--- begin ---

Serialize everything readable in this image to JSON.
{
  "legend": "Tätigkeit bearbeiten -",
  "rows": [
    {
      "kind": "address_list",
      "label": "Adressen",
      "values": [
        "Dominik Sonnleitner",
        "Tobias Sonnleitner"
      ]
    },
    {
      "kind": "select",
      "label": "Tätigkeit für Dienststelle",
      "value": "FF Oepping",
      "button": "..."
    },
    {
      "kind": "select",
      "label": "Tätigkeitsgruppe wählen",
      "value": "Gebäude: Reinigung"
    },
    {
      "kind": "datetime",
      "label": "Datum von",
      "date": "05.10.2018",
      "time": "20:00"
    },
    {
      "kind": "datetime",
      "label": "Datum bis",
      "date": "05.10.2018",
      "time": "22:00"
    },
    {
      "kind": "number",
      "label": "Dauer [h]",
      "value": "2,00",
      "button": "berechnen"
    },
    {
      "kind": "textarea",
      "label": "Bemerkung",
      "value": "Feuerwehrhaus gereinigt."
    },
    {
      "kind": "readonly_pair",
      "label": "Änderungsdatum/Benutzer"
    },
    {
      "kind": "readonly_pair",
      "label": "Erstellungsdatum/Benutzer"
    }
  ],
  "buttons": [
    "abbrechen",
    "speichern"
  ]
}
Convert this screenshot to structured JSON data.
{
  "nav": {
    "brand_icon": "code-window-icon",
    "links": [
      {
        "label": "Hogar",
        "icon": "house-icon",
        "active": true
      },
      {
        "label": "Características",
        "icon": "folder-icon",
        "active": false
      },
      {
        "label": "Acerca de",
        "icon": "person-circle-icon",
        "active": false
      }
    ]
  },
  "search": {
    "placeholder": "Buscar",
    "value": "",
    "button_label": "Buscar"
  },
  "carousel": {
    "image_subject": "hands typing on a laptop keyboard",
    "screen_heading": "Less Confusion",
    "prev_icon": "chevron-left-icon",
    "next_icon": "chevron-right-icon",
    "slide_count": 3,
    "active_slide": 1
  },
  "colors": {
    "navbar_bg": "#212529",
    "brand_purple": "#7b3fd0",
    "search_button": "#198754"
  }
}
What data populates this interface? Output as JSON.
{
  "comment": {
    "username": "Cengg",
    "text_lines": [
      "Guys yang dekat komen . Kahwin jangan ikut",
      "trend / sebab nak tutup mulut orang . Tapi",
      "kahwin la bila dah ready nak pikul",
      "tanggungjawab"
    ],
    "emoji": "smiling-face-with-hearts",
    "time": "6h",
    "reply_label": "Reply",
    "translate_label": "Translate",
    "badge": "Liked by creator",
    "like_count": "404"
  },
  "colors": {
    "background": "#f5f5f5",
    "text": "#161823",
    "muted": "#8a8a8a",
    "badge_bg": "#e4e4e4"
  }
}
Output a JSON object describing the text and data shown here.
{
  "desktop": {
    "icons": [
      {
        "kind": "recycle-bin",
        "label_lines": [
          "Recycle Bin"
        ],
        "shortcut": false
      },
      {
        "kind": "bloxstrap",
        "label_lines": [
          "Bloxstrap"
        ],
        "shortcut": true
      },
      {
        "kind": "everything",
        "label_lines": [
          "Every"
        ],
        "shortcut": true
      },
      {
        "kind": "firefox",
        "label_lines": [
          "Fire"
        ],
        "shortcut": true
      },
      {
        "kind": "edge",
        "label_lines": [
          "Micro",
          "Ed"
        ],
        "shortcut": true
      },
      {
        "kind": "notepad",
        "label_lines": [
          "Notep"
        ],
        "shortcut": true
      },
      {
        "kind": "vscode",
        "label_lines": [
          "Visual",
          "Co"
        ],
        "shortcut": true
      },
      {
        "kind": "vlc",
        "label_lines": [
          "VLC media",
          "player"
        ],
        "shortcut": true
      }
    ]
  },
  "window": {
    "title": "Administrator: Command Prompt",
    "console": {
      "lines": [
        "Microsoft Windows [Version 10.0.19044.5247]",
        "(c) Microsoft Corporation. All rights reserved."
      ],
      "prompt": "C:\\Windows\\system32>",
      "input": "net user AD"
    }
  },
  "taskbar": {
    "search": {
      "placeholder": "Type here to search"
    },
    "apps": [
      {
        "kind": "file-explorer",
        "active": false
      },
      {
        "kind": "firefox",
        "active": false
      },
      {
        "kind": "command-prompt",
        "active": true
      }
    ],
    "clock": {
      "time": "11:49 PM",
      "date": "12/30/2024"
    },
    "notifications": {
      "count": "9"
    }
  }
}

--- end ---

Problem details — Return each full line of the entries that contains the word "chevron".

Answer to this problem —
    "prev_icon": "chevron-left-icon",
    "next_icon": "chevron-right-icon",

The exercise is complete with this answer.